Start of RECORDS PROVIDED

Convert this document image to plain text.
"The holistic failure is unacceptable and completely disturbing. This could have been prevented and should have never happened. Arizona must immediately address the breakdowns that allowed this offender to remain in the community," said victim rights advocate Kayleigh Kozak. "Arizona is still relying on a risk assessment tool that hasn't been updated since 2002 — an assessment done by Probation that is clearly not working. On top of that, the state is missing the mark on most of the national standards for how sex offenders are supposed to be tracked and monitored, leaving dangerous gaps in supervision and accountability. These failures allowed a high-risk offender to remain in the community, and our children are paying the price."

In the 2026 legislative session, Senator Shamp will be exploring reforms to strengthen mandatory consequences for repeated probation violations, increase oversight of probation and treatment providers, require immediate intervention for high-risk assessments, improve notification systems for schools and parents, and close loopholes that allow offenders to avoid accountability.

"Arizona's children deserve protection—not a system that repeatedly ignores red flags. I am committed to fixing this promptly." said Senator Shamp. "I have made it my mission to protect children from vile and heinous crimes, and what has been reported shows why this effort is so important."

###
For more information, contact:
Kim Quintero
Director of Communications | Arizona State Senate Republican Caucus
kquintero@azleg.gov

End of RECORDS PROVIDED

EXERCISE AIM: Locate the lines above that contain "Shamp" and copy them.

OUTPUT BELOW:
In the 2026 legislative session, Senator Shamp will be exploring reforms to strengthen mandatory consequences for repeated probation violations, increase oversight of probation and treatment providers, require immediate intervention for high-risk assessments, improve notification systems for schools and parents, and close loopholes that allow offenders to avoid accountability.
"Arizona's children deserve protection—not a system that repeatedly ignores red flags. I am committed to fixing this promptly." said Senator Shamp. "I have made it my mission to protect children from vile and heinous crimes, and what has been reported shows why this effort is so important."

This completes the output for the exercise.